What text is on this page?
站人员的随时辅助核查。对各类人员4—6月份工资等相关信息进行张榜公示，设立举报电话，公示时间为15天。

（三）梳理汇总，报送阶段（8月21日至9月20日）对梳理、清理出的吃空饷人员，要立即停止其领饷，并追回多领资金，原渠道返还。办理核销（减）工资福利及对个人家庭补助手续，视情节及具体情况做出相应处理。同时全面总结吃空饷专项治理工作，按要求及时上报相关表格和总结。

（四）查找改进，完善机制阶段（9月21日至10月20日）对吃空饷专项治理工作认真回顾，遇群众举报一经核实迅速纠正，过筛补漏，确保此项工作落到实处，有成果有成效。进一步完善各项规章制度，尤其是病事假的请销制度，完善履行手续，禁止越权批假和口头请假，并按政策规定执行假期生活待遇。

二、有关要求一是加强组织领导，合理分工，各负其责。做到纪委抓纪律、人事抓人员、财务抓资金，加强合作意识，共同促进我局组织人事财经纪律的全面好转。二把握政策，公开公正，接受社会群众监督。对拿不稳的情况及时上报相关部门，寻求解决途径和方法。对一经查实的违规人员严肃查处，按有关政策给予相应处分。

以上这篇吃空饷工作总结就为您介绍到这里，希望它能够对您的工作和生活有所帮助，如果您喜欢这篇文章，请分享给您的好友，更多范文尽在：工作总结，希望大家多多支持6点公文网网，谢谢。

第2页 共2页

▶ [WHAT YOU NEED TO DO]:
Could you transcribe the records in full, exactly?

▶ [TASK RESPONSE]:
What text is on this page?
站人员的随时辅助核查。对各类人员4—6月份工资等相关信息进行张榜公示，设立举报电话，公示时间为15天。

（三）梳理汇总，报送阶段（8月21日至9月20日）对梳理、清理出的吃空饷人员，要立即停止其领饷，并追回多领资金，原渠道返还。办理核销（减）工资福利及对个人家庭补助手续，视情节及具体情况做出相应处理。同时全面总结吃空饷专项治理工作，按要求及时上报相关表格和总结。

（四）查找改进，完善机制阶段（9月21日至10月20日）对吃空饷专项治理工作认真回顾，遇群众举报一经核实迅速纠正，过筛补漏，确保此项工作落到实处，有成果有成效。进一步完善各项规章制度，尤其是病事假的请销制度，完善履行手续，禁止越权批假和口头请假，并按政策规定执行假期生活待遇。

二、有关要求一是加强组织领导，合理分工，各负其责。做到纪委抓纪律、人事抓人员、财务抓资金，加强合作意识，共同促进我局组织人事财经纪律的全面好转。二把握政策，公开公正，接受社会群众监督。对拿不稳的情况及时上报相关部门，寻求解决途径和方法。对一经查实的违规人员严肃查处，按有关政策给予相应处分。

以上这篇吃空饷工作总结就为您介绍到这里，希望它能够对您的工作和生活有所帮助，如果您喜欢这篇文章，请分享给您的好友，更多范文尽在：工作总结，希望大家多多支持6点公文网网，谢谢。

第2页 共2页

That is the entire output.